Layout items
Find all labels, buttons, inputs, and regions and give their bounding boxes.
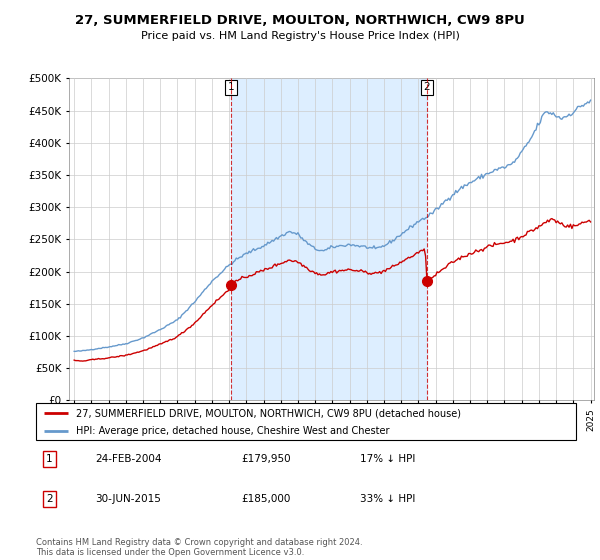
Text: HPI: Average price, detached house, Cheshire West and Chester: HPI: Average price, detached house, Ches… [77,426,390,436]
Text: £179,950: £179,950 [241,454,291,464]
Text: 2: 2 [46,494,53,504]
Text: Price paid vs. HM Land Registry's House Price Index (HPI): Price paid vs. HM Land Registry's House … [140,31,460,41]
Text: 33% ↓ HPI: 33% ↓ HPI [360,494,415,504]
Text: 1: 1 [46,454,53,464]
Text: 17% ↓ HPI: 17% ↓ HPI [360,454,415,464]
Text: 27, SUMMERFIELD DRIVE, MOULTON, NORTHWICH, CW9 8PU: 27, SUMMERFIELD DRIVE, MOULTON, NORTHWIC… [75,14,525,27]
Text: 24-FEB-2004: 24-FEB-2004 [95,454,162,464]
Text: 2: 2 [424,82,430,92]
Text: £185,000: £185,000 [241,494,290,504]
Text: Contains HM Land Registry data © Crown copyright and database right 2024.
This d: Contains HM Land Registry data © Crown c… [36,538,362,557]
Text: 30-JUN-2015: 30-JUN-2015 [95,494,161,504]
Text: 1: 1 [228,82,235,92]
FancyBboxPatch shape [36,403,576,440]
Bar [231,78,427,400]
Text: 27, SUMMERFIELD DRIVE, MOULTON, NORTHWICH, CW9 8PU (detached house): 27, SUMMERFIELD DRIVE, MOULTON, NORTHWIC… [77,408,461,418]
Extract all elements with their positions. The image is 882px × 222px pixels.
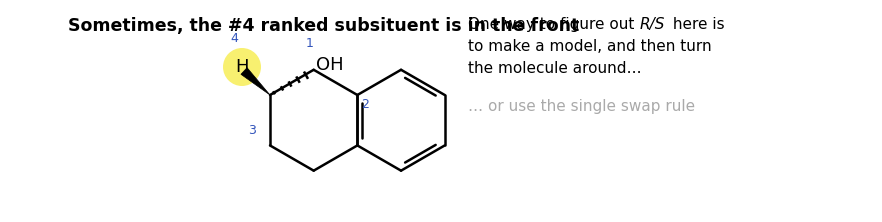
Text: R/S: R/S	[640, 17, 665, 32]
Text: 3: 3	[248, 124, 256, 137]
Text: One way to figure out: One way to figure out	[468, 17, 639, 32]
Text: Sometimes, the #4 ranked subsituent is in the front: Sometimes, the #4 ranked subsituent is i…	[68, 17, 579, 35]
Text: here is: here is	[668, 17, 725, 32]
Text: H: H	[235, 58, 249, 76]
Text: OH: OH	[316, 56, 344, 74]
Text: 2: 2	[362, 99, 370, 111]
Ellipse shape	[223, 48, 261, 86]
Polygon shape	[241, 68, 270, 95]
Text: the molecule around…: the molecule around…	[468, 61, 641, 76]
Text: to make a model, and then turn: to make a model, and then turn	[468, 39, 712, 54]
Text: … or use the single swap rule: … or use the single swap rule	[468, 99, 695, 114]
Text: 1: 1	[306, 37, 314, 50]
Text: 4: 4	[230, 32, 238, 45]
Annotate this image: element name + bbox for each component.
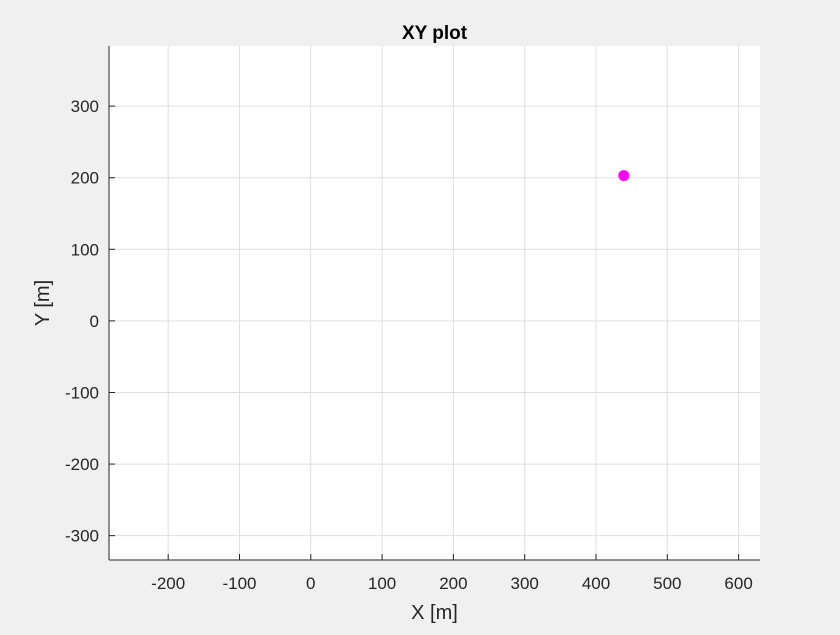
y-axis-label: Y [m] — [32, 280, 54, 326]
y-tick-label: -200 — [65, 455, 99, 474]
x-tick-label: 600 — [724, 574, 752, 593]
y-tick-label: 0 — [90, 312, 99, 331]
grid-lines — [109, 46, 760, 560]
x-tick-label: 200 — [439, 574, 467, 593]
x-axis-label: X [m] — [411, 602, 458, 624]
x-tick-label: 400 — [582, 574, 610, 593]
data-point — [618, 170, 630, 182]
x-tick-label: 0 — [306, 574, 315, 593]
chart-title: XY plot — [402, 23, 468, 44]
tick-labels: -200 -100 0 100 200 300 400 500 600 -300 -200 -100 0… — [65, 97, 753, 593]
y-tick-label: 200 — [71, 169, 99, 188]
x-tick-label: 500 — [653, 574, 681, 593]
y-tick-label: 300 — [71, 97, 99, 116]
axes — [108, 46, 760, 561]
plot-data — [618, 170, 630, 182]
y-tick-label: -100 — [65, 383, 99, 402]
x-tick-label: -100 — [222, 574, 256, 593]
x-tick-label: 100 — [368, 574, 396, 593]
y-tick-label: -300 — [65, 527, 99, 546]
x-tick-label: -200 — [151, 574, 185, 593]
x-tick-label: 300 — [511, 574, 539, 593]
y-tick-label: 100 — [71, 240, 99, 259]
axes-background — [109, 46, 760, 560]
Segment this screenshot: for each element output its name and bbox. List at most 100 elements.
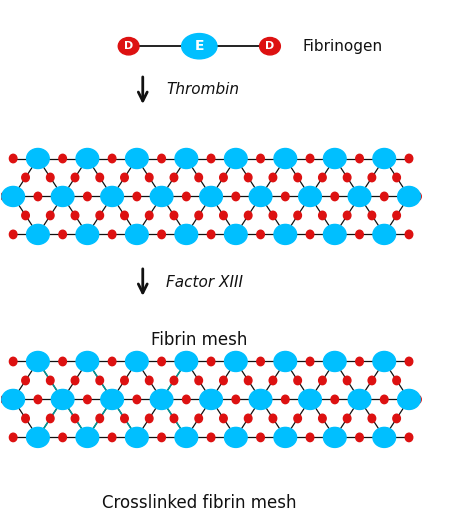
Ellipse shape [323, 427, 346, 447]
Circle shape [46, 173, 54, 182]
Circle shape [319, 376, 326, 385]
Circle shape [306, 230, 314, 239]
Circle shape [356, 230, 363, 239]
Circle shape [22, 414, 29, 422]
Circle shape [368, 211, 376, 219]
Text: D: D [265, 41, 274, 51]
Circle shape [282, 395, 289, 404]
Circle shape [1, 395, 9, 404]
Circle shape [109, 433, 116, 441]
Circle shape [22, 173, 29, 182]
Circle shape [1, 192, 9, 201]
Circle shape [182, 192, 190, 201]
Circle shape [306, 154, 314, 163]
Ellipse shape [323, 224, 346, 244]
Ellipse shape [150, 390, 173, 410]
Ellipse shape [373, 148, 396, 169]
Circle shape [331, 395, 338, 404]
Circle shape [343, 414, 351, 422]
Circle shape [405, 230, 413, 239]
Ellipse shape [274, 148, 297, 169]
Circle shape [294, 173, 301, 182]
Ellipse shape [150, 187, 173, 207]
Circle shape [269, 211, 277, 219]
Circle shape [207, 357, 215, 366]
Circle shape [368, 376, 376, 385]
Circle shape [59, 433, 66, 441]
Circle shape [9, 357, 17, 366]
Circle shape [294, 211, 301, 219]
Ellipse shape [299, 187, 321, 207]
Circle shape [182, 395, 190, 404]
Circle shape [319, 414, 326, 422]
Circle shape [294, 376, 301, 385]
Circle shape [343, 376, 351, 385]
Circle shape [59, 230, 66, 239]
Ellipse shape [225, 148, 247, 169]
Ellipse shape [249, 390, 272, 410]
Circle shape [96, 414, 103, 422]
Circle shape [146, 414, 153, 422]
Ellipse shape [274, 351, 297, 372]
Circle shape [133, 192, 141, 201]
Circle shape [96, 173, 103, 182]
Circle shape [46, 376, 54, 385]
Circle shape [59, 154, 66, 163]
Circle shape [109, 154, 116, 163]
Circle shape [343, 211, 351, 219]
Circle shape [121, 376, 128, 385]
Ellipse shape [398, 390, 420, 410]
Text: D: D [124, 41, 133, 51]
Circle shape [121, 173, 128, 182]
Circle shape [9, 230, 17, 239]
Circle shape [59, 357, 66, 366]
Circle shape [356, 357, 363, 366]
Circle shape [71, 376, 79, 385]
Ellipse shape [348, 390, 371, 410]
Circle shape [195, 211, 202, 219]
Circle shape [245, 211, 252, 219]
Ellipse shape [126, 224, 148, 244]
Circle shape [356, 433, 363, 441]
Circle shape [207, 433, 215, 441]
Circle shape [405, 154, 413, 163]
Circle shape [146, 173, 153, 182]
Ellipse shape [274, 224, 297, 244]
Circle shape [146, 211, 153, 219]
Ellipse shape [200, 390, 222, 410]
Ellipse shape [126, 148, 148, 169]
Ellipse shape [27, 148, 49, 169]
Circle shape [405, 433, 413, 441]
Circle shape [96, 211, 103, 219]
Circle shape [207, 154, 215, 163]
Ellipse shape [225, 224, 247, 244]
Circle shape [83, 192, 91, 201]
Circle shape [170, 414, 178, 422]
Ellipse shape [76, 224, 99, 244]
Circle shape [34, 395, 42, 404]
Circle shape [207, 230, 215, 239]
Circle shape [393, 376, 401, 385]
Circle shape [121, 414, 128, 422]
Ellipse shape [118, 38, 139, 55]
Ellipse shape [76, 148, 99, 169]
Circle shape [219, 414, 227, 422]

What you will do:
Collect every line in the items above that contains the word "Land".

Answer below:
Text: Price paid vs. HM Land Registry's House Price Index (HPI): Price paid vs. HM Land Registry's House … [140,31,460,41]
Text: Contains HM Land Registry data © Crown copyright and database right 2024.
This d: Contains HM Land Registry data © Crown c… [36,538,362,557]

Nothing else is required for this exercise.